DATA SUPPLIED –
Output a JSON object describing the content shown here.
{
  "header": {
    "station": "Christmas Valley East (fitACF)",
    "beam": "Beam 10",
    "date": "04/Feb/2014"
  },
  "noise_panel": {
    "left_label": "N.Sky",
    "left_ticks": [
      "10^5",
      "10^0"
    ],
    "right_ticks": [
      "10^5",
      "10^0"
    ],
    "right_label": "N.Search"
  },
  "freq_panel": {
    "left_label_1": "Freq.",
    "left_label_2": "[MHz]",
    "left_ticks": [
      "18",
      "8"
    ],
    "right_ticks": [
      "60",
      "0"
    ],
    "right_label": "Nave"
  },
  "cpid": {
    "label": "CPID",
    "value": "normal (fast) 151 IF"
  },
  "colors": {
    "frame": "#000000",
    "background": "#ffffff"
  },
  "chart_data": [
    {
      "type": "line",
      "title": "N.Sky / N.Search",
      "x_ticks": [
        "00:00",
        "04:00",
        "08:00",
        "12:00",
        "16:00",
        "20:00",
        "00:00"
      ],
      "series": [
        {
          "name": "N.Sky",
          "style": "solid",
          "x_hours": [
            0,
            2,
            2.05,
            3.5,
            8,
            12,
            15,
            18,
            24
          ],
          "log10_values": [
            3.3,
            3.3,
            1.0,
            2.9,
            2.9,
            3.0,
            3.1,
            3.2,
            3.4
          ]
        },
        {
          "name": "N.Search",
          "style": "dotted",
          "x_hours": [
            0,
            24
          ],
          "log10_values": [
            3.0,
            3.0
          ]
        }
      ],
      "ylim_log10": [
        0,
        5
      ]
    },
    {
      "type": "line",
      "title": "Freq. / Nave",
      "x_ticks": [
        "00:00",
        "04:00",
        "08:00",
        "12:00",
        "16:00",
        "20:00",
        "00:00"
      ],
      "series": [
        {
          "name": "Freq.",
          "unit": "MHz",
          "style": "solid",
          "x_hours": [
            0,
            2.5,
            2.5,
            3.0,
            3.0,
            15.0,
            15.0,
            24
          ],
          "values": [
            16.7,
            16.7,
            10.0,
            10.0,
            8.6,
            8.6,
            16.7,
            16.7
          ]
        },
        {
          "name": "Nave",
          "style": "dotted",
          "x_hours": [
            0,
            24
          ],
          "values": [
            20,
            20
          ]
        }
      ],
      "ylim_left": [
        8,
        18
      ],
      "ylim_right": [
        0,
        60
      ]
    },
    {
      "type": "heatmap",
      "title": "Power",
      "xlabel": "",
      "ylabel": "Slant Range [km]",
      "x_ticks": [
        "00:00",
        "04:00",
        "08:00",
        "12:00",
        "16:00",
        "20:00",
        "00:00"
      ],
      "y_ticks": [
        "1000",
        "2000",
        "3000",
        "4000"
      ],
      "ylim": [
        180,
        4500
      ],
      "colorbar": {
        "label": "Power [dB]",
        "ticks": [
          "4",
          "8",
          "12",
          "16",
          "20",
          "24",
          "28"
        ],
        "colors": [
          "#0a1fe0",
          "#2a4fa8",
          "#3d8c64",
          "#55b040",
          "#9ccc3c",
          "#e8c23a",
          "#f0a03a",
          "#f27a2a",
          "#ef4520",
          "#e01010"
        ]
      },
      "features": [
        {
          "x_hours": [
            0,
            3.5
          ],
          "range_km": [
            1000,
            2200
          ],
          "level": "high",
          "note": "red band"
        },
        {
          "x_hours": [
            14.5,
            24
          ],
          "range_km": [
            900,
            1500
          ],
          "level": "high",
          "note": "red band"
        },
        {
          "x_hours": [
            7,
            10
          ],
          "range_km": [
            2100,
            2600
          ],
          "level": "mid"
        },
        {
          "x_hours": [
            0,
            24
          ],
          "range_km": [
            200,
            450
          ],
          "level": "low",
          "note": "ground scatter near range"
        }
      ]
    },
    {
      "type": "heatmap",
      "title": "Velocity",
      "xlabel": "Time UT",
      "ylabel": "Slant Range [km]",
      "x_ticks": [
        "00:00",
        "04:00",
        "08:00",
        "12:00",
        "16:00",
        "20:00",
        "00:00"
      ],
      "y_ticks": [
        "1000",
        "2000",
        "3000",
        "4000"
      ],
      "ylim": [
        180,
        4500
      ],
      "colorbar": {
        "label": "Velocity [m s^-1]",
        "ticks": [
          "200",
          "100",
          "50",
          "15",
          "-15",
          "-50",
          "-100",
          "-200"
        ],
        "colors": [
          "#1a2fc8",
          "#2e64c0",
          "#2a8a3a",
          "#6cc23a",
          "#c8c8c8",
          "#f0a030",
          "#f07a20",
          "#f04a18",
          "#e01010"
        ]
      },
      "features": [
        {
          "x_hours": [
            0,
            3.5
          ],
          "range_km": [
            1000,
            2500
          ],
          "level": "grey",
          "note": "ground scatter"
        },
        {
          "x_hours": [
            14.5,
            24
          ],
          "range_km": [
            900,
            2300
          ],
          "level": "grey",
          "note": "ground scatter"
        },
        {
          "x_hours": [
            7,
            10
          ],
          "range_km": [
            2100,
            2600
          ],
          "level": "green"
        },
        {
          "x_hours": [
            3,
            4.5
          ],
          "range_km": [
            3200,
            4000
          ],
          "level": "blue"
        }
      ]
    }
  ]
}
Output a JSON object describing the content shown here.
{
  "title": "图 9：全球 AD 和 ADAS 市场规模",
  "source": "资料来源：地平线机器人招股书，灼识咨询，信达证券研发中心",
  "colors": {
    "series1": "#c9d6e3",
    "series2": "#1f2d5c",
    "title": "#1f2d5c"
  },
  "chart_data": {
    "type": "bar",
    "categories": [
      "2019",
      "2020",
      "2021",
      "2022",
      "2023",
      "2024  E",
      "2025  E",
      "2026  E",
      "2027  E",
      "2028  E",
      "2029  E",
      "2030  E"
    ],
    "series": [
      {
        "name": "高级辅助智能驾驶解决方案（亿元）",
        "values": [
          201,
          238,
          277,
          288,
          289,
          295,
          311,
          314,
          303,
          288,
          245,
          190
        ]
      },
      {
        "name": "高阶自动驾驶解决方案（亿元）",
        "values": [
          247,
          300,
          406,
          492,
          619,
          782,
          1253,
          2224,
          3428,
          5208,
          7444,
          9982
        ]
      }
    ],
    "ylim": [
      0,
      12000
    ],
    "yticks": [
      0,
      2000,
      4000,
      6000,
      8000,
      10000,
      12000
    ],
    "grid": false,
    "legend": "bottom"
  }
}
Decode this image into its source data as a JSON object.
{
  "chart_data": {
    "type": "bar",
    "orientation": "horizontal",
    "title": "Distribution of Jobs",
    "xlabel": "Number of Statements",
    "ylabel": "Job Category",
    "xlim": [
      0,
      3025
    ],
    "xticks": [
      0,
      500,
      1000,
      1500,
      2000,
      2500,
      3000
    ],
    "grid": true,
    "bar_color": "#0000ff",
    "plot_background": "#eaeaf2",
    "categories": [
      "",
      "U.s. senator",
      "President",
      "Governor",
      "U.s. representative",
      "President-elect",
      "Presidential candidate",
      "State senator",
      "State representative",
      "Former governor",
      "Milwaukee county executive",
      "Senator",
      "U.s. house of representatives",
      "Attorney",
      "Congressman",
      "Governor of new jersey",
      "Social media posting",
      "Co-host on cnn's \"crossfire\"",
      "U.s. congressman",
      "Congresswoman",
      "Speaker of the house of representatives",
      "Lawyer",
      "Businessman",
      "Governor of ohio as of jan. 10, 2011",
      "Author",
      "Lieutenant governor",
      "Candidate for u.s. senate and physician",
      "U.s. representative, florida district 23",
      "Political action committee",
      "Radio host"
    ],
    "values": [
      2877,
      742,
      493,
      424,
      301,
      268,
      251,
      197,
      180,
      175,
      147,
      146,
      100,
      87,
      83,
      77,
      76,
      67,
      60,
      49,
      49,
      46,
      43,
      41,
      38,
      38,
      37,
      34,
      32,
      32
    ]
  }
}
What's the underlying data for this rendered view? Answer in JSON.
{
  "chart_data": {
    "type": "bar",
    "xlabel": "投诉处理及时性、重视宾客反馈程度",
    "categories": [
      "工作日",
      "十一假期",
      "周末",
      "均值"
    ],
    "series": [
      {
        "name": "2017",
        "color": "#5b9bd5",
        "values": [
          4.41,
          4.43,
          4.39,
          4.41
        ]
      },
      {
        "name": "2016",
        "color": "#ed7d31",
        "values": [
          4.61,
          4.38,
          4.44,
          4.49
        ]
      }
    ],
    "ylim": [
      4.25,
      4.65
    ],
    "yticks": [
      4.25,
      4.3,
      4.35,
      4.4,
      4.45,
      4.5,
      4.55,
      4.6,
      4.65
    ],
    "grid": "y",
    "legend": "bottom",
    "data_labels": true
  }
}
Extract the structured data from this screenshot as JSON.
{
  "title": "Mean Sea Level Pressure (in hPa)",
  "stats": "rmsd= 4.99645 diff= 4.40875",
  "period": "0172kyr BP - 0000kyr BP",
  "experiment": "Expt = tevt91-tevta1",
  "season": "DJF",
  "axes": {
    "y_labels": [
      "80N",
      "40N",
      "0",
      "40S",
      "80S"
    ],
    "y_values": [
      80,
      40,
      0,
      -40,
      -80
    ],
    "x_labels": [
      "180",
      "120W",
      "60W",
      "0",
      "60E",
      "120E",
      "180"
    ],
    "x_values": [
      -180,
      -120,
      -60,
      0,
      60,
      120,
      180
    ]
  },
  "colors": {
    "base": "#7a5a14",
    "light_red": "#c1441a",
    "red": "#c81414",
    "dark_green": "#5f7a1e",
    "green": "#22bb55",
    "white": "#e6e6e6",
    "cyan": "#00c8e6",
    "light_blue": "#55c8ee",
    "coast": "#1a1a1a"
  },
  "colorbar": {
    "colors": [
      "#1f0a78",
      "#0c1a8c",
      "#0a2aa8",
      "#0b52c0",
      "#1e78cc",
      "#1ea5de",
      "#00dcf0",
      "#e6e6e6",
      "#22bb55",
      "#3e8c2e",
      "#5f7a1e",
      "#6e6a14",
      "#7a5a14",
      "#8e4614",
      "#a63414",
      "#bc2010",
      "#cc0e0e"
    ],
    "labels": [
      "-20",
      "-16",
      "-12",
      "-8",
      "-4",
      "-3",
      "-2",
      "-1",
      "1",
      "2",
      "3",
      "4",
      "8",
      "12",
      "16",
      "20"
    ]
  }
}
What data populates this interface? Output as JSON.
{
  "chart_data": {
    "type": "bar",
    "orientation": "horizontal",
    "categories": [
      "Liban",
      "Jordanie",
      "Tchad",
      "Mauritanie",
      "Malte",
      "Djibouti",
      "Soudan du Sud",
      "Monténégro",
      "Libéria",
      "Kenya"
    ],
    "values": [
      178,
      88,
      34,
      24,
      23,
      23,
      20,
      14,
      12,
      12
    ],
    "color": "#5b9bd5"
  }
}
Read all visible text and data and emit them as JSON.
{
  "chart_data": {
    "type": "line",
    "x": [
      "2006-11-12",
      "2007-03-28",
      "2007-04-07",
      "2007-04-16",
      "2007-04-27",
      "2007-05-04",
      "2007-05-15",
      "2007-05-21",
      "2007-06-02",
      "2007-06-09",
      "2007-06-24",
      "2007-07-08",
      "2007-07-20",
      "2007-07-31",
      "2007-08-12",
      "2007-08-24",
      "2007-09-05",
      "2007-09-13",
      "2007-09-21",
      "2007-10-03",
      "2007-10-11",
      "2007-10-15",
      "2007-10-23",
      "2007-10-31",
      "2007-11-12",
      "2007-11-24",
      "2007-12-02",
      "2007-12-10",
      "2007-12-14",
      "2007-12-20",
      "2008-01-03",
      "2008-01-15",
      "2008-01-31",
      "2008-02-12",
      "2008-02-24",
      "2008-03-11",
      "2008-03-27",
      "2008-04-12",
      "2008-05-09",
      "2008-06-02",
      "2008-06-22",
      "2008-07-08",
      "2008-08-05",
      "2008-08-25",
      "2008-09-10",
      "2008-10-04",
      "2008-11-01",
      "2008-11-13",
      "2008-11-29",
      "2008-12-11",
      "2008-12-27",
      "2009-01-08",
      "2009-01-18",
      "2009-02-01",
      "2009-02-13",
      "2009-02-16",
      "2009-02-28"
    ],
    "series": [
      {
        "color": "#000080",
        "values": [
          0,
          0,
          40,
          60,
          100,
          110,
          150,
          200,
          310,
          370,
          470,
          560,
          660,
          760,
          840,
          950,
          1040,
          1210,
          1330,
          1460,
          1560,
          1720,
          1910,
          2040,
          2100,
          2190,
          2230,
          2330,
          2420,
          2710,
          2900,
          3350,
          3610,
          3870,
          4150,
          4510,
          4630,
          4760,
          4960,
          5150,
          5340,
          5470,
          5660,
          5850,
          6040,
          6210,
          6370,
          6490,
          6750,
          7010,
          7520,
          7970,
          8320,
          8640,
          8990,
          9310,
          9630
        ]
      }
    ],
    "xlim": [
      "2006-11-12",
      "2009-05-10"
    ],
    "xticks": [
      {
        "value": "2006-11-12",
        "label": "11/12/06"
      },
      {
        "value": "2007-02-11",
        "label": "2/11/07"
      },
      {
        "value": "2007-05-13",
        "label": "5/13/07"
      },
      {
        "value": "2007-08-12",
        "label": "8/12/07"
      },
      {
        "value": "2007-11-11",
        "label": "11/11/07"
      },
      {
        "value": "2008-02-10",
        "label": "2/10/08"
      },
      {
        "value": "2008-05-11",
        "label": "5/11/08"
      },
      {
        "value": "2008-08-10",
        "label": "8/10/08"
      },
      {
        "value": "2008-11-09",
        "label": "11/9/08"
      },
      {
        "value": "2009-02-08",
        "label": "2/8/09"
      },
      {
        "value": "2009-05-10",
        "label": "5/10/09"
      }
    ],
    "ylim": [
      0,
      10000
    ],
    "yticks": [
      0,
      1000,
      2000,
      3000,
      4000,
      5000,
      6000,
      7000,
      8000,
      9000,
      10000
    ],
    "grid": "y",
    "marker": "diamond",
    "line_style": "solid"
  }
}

INSTRUCTIONS FOR THE TASK – Report every line in the data above in which the word "Nave" appears.

TASK OUTPUT –
    "right_label": "Nave"
      "title": "Freq. / Nave",
          "name": "Nave",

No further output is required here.